» **TASK PROMPT**:
Each record below is to be reproduced without any change.

» **WORKING DATA**:
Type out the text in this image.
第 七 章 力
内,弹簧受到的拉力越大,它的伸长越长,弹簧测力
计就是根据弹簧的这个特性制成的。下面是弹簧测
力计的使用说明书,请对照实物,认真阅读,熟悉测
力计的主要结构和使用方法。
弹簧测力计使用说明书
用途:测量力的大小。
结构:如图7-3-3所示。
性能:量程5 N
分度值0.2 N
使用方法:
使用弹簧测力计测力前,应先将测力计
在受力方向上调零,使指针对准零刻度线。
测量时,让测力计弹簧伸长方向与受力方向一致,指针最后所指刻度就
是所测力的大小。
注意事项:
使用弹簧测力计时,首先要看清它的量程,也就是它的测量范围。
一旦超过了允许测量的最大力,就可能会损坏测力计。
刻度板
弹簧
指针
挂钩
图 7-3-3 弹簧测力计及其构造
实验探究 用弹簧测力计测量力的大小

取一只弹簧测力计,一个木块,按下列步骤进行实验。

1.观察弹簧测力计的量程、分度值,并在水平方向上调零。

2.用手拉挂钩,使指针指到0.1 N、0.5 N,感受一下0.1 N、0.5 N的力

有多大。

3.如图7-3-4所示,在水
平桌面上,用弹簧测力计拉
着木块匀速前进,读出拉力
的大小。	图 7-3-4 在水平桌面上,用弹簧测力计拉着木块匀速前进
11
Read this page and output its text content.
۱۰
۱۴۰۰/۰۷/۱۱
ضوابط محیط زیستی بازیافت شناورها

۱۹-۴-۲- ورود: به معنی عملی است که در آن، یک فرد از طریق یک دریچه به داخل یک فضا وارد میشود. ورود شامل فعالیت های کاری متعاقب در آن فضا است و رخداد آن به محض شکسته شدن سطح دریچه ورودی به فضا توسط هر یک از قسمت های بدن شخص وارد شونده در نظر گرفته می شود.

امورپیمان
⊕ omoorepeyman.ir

» **SOLUTION TO THIS TASK**:
Type out the text in this image.
第 七 章 力
内,弹簧受到的拉力越大,它的伸长越长,弹簧测力
计就是根据弹簧的这个特性制成的。下面是弹簧测
力计的使用说明书,请对照实物,认真阅读,熟悉测
力计的主要结构和使用方法。
弹簧测力计使用说明书
用途:测量力的大小。
结构:如图7-3-3所示。
性能:量程5 N
分度值0.2 N
使用方法:
使用弹簧测力计测力前,应先将测力计
在受力方向上调零,使指针对准零刻度线。
测量时,让测力计弹簧伸长方向与受力方向一致,指针最后所指刻度就
是所测力的大小。
注意事项:
使用弹簧测力计时,首先要看清它的量程,也就是它的测量范围。
一旦超过了允许测量的最大力,就可能会损坏测力计。
刻度板
弹簧
指针
挂钩
图 7-3-3 弹簧测力计及其构造
实验探究 用弹簧测力计测量力的大小

取一只弹簧测力计,一个木块,按下列步骤进行实验。

1.观察弹簧测力计的量程、分度值,并在水平方向上调零。

2.用手拉挂钩,使指针指到0.1 N、0.5 N,感受一下0.1 N、0.5 N的力

有多大。

3.如图7-3-4所示,在水
平桌面上,用弹簧测力计拉
着木块匀速前进,读出拉力
的大小。	图 7-3-4 在水平桌面上,用弹簧测力计拉着木块匀速前进
11
Read this page and output its text content.
۱۰
۱۴۰۰/۰۷/۱۱
ضوابط محیط زیستی بازیافت شناورها

۱۹-۴-۲- ورود: به معنی عملی است که در آن، یک فرد از طریق یک دریچه به داخل یک فضا وارد میشود. ورود شامل فعالیت های کاری متعاقب در آن فضا است و رخداد آن به محض شکسته شدن سطح دریچه ورودی به فضا توسط هر یک از قسمت های بدن شخص وارد شونده در نظر گرفته می شود.

امورپیمان
⊕ omoorepeyman.ir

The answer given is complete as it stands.